# DATA SHOWN:

---+---

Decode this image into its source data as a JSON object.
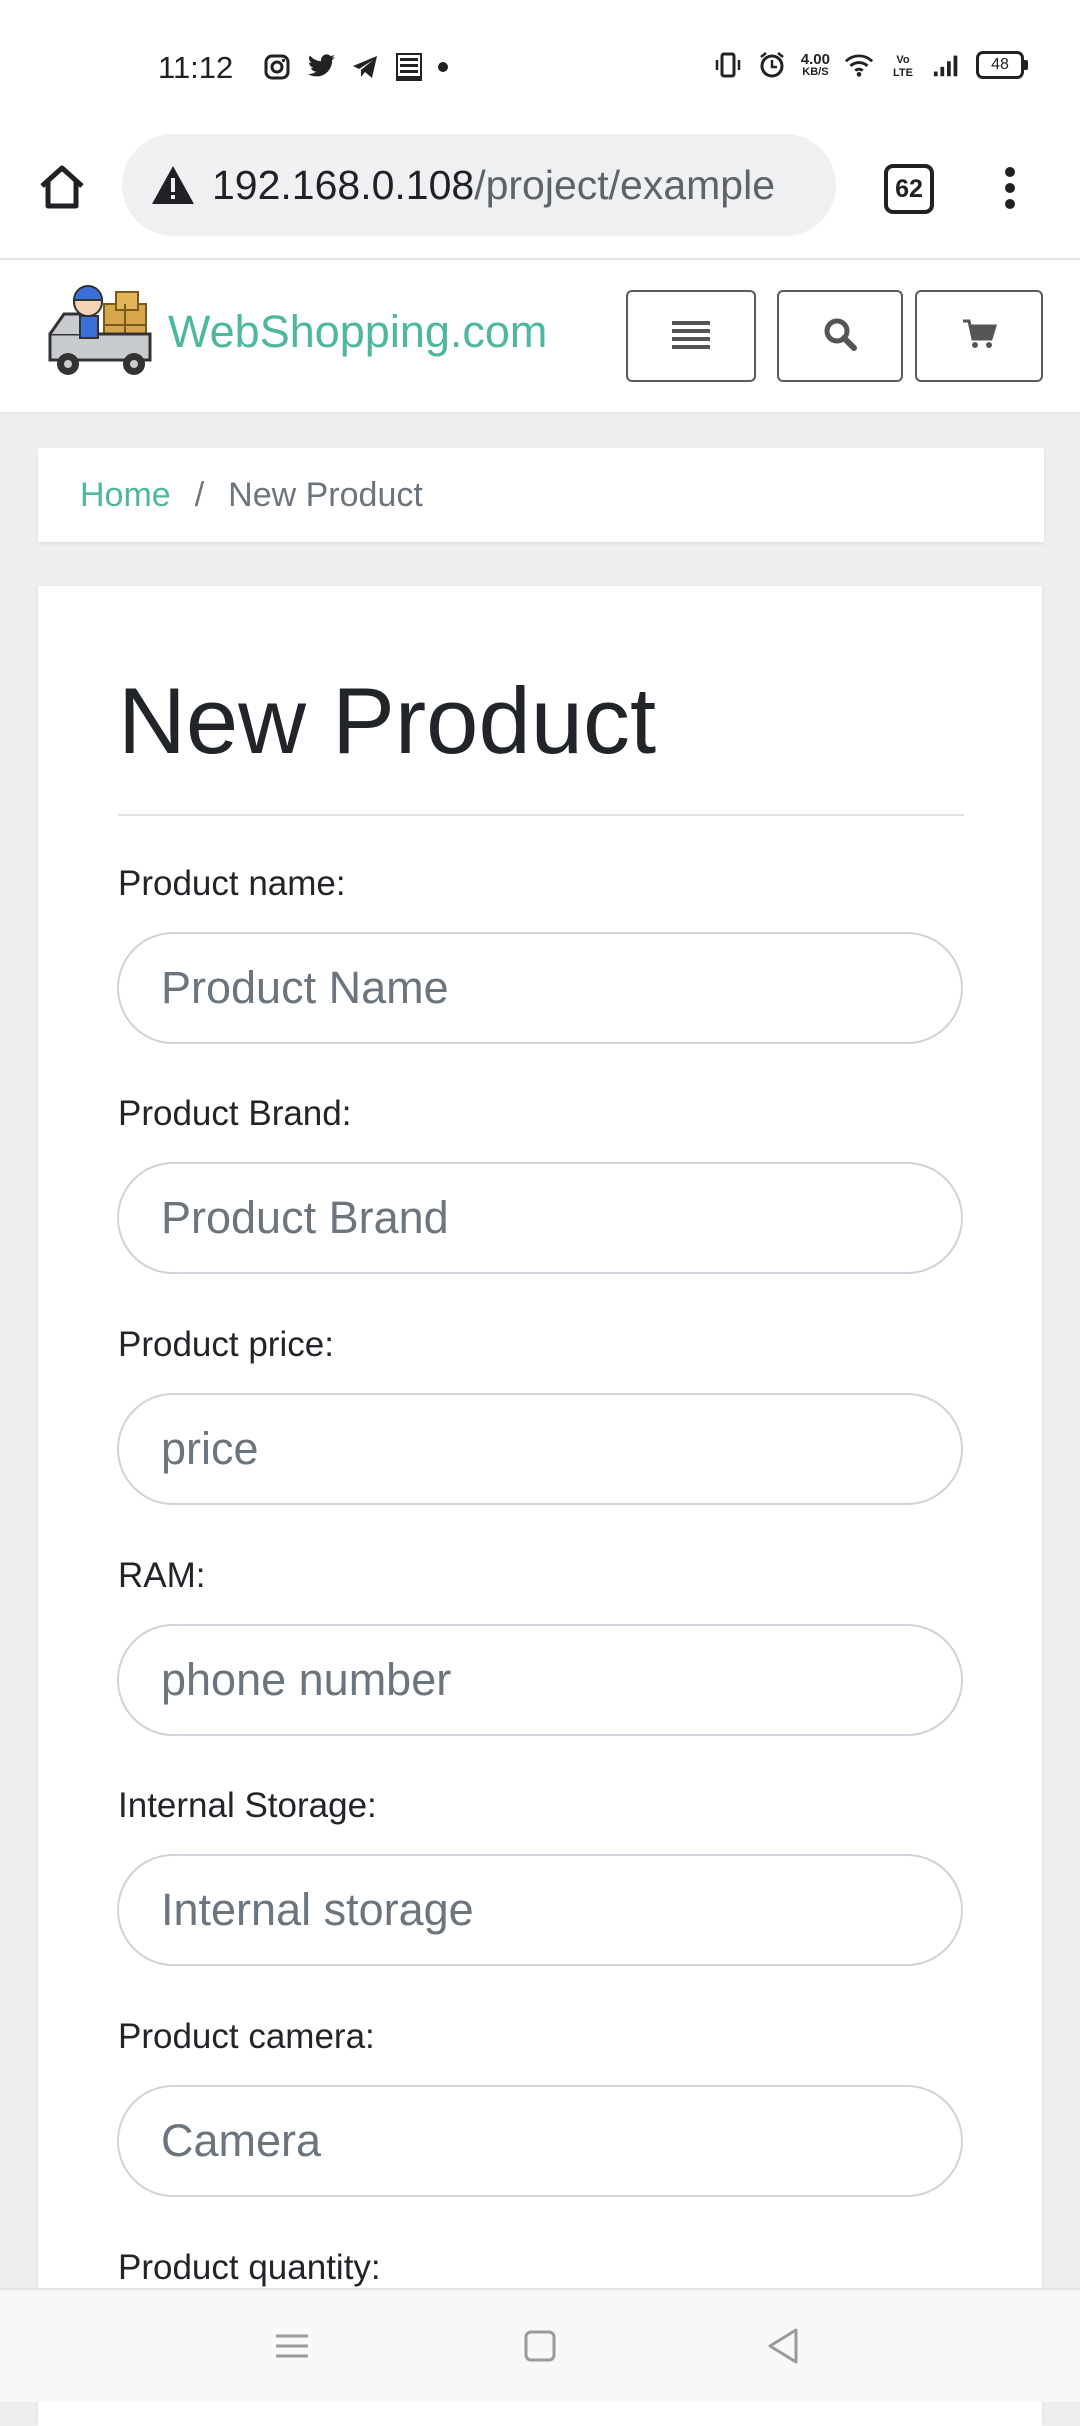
{
  "status_bar": {
    "time": "11:12",
    "net_speed_value": "4.00",
    "net_speed_unit": "KB/S",
    "battery": "48"
  },
  "browser": {
    "url_host": "192.168.0.108",
    "url_path": "/project/example",
    "tab_count": "62"
  },
  "site": {
    "brand": "WebShopping.com",
    "accent_color": "#4db89e"
  },
  "breadcrumb": {
    "home": "Home",
    "separator": "/",
    "current": "New Product"
  },
  "form": {
    "title": "New Product",
    "fields": [
      {
        "label": "Product name:",
        "placeholder": "Product Name"
      },
      {
        "label": "Product Brand:",
        "placeholder": "Product Brand"
      },
      {
        "label": "Product price:",
        "placeholder": "price"
      },
      {
        "label": "RAM:",
        "placeholder": "phone number"
      },
      {
        "label": "Internal Storage:",
        "placeholder": "Internal storage"
      },
      {
        "label": "Product camera:",
        "placeholder": "Camera"
      },
      {
        "label": "Product quantity:",
        "placeholder": ""
      }
    ]
  }
}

---+---

# TASK INSTRUCTIONS:
Transcribe the records verbatim and omit the images.

# COMPLETE OUTPUT:
Decode this image into its source data as a JSON object.
{
  "status_bar": {
    "time": "11:12",
    "net_speed_value": "4.00",
    "net_speed_unit": "KB/S",
    "battery": "48"
  },
  "browser": {
    "url_host": "192.168.0.108",
    "url_path": "/project/example",
    "tab_count": "62"
  },
  "site": {
    "brand": "WebShopping.com",
    "accent_color": "#4db89e"
  },
  "breadcrumb": {
    "home": "Home",
    "separator": "/",
    "current": "New Product"
  },
  "form": {
    "title": "New Product",
    "fields": [
      {
        "label": "Product name:",
        "placeholder": "Product Name"
      },
      {
        "label": "Product Brand:",
        "placeholder": "Product Brand"
      },
      {
        "label": "Product price:",
        "placeholder": "price"
      },
      {
        "label": "RAM:",
        "placeholder": "phone number"
      },
      {
        "label": "Internal Storage:",
        "placeholder": "Internal storage"
      },
      {
        "label": "Product camera:",
        "placeholder": "Camera"
      },
      {
        "label": "Product quantity:",
        "placeholder": ""
      }
    ]
  }
}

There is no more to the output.